Data entries
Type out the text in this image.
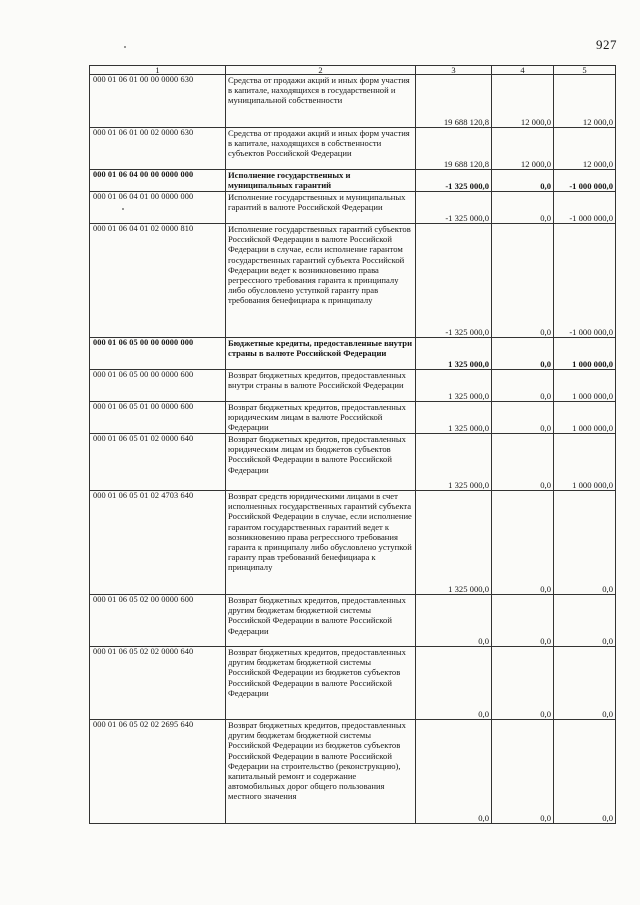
927
1	2	3	4	5
000 01 06 01 00 00 0000 630	Средства от продажи акций и иных форм участия в капитале, находящихся в государственной и муниципальной собственности	19 688 120,8	12 000,0	12 000,0
000 01 06 01 00 02 0000 630	Средства от продажи акций и иных форм участия в капитале, находящихся в собственности субъектов Российской Федерации	19 688 120,8	12 000,0	12 000,0
000 01 06 04 00 00 0000 000	Исполнение государственных и муниципальных гарантий	-1 325 000,0	0,0	-1 000 000,0
000 01 06 04 01 00 0000 000	Исполнение государственных и муниципальных гарантий в валюте Российской Федерации	-1 325 000,0	0,0	-1 000 000,0
000 01 06 04 01 02 0000 810	Исполнение государственных гарантий субъектов Российской Федерации в валюте Российской Федерации в случае, если исполнение гарантом государственных гарантий субъекта Российской Федерации ведет к возникновению права регрессного требования гаранта к принципалу либо обусловлено уступкой гаранту прав требования бенефициара к принципалу	-1 325 000,0	0,0	-1 000 000,0
000 01 06 05 00 00 0000 000	Бюджетные кредиты, предоставленные внутри страны в валюте Российской Федерации	1 325 000,0	0,0	1 000 000,0
000 01 06 05 00 00 0000 600	Возврат бюджетных кредитов, предоставленных внутри страны в валюте Российской Федерации	1 325 000,0	0,0	1 000 000,0
000 01 06 05 01 00 0000 600	Возврат бюджетных кредитов, предоставленных юридическим лицам в валюте Российской Федерации	1 325 000,0	0,0	1 000 000,0
000 01 06 05 01 02 0000 640	Возврат бюджетных кредитов, предоставленных юридическим лицам из бюджетов субъектов Российской Федерации в валюте Российской Федерации	1 325 000,0	0,0	1 000 000,0
000 01 06 05 01 02 4703 640	Возврат средств юридическими лицами в счет исполненных государственных гарантий субъекта Российской Федерации в случае, если исполнение гарантом государственных гарантий ведет к возникновению права регрессного требования гаранта к принципалу либо обусловлено уступкой гаранту прав требований бенефициара к принципалу	1 325 000,0	0,0	0,0
000 01 06 05 02 00 0000 600	Возврат бюджетных кредитов, предоставленных другим бюджетам бюджетной системы Российской Федерации в валюте Российской Федерации	0,0	0,0	0,0
000 01 06 05 02 02 0000 640	Возврат бюджетных кредитов, предоставленных другим бюджетам бюджетной системы Российской Федерации из бюджетов субъектов Российской Федерации в валюте Российской Федерации	0,0	0,0	0,0
000 01 06 05 02 02 2695 640	Возврат бюджетных кредитов, предоставленных другим бюджетам бюджетной системы Российской Федерации из бюджетов субъектов Российской Федерации в валюте Российской Федерации на строительство (реконструкцию), капитальный ремонт и содержание автомобильных дорог общего пользования местного значения	0,0	0,0	0,0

__Exercise task__. Leave the pictures out and copy the rest of the data exactly.

__Reply__.
Type out the text in this image.
927
1	2	3	4	5
000 01 06 01 00 00 0000 630	Средства от продажи акций и иных форм участия в капитале, находящихся в государственной и муниципальной собственности	19 688 120,8	12 000,0	12 000,0
000 01 06 01 00 02 0000 630	Средства от продажи акций и иных форм участия в капитале, находящихся в собственности субъектов Российской Федерации	19 688 120,8	12 000,0	12 000,0
000 01 06 04 00 00 0000 000	Исполнение государственных и муниципальных гарантий	-1 325 000,0	0,0	-1 000 000,0
000 01 06 04 01 00 0000 000	Исполнение государственных и муниципальных гарантий в валюте Российской Федерации	-1 325 000,0	0,0	-1 000 000,0
000 01 06 04 01 02 0000 810	Исполнение государственных гарантий субъектов Российской Федерации в валюте Российской Федерации в случае, если исполнение гарантом государственных гарантий субъекта Российской Федерации ведет к возникновению права регрессного требования гаранта к принципалу либо обусловлено уступкой гаранту прав требования бенефициара к принципалу	-1 325 000,0	0,0	-1 000 000,0
000 01 06 05 00 00 0000 000	Бюджетные кредиты, предоставленные внутри страны в валюте Российской Федерации	1 325 000,0	0,0	1 000 000,0
000 01 06 05 00 00 0000 600	Возврат бюджетных кредитов, предоставленных внутри страны в валюте Российской Федерации	1 325 000,0	0,0	1 000 000,0
000 01 06 05 01 00 0000 600	Возврат бюджетных кредитов, предоставленных юридическим лицам в валюте Российской Федерации	1 325 000,0	0,0	1 000 000,0
000 01 06 05 01 02 0000 640	Возврат бюджетных кредитов, предоставленных юридическим лицам из бюджетов субъектов Российской Федерации в валюте Российской Федерации	1 325 000,0	0,0	1 000 000,0
000 01 06 05 01 02 4703 640	Возврат средств юридическими лицами в счет исполненных государственных гарантий субъекта Российской Федерации в случае, если исполнение гарантом государственных гарантий ведет к возникновению права регрессного требования гаранта к принципалу либо обусловлено уступкой гаранту прав требований бенефициара к принципалу	1 325 000,0	0,0	0,0
000 01 06 05 02 00 0000 600	Возврат бюджетных кредитов, предоставленных другим бюджетам бюджетной системы Российской Федерации в валюте Российской Федерации	0,0	0,0	0,0
000 01 06 05 02 02 0000 640	Возврат бюджетных кредитов, предоставленных другим бюджетам бюджетной системы Российской Федерации из бюджетов субъектов Российской Федерации в валюте Российской Федерации	0,0	0,0	0,0
000 01 06 05 02 02 2695 640	Возврат бюджетных кредитов, предоставленных другим бюджетам бюджетной системы Российской Федерации из бюджетов субъектов Российской Федерации в валюте Российской Федерации на строительство (реконструкцию), капитальный ремонт и содержание автомобильных дорог общего пользования местного значения	0,0	0,0	0,0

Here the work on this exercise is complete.